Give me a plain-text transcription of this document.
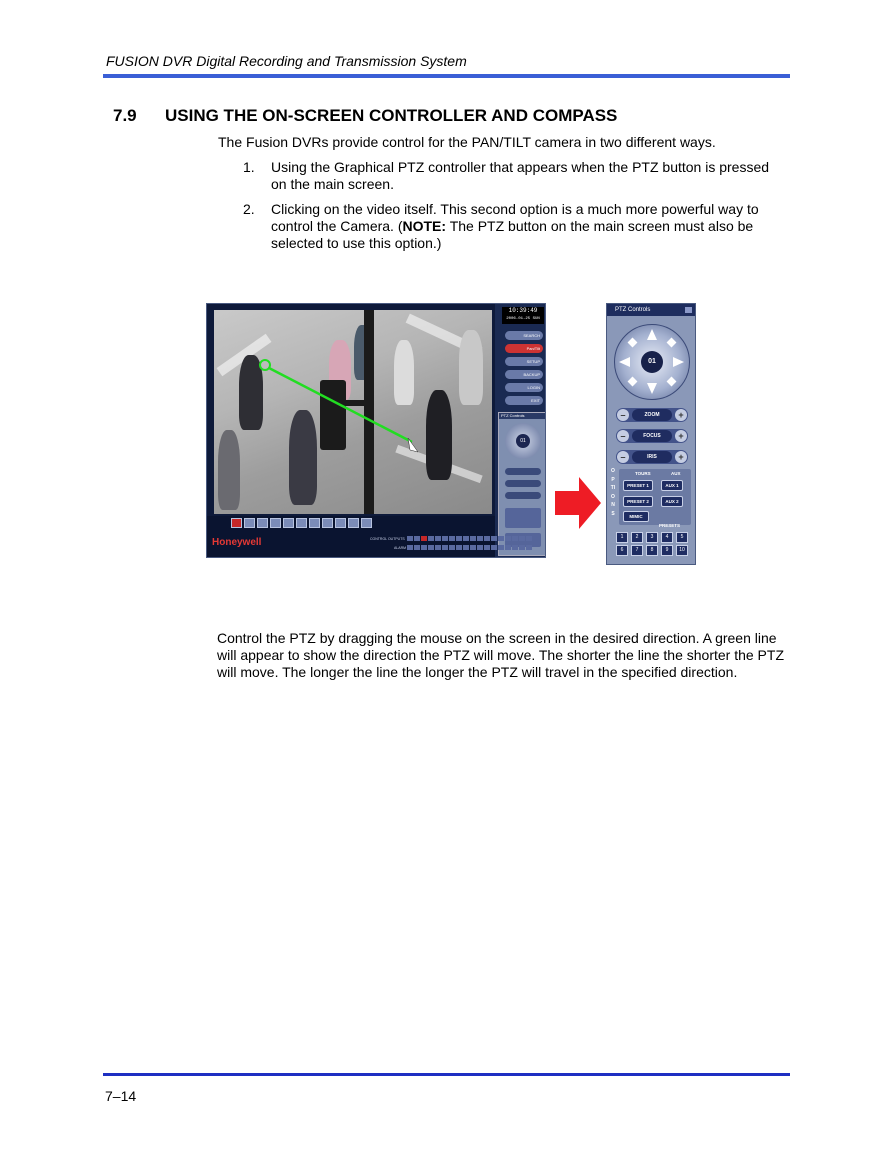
FUSION DVR Digital Recording and Transmission System
7.9 USING THE ON-SCREEN CONTROLLER AND COMPASS
The Fusion DVRs provide control for the PAN/TILT camera in two different ways.
1.	Using the Graphical PTZ controller that appears when the PTZ button is pressed on the main screen.
2.	Clicking on the video itself. This second option is a much more powerful way to control the Camera. (NOTE: The PTZ button on the main screen must also be selected to use this option.)
10:39:49
2006-01-25 SUN
SEARCH
Pan/Tilt
SETUP
BACKUP
LOGIN
EXIT
PTZ Controls
01
Honeywell	CONTROL OUTPUTS
ALARM
PTZ Controls
01
–	ZOOM	+
–	FOCUS	+
–	IRIS	+
OPTIONS
TOURS	AUX
PRESET 1	AUX 1
PRESET 2	AUX 2
MIMIC
PRESETS
1	2	3	4	5
6	7	8	9	10
Control the PTZ by dragging the mouse on the screen in the desired direction. A green line will appear to show the direction the PTZ will move. The shorter the line the shorter the PTZ will move. The longer the line the longer the PTZ will travel in the specified direction.
7–14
_ _ _
▸ **REQUIREMENT**
Omit every picture, then repeat the remaining data exactly as it appears above.

▸ **WRITTEN SOLUTION**
Give me a plain-text transcription of this document.
FUSION DVR Digital Recording and Transmission System
7.9 USING THE ON-SCREEN CONTROLLER AND COMPASS
The Fusion DVRs provide control for the PAN/TILT camera in two different ways.
1.	Using the Graphical PTZ controller that appears when the PTZ button is pressed on the main screen.
2.	Clicking on the video itself. This second option is a much more powerful way to control the Camera. (NOTE: The PTZ button on the main screen must also be selected to use this option.)
10:39:49
2006-01-25 SUN
SEARCH
Pan/Tilt
SETUP
BACKUP
LOGIN
EXIT
PTZ Controls
01
Honeywell	CONTROL OUTPUTS
ALARM
PTZ Controls
01
–	ZOOM	+
–	FOCUS	+
–	IRIS	+
OPTIONS
TOURS	AUX
PRESET 1	AUX 1
PRESET 2	AUX 2
MIMIC
PRESETS
1	2	3	4	5
6	7	8	9	10
Control the PTZ by dragging the mouse on the screen in the desired direction. A green line will appear to show the direction the PTZ will move. The shorter the line the shorter the PTZ will move. The longer the line the longer the PTZ will travel in the specified direction.
7–14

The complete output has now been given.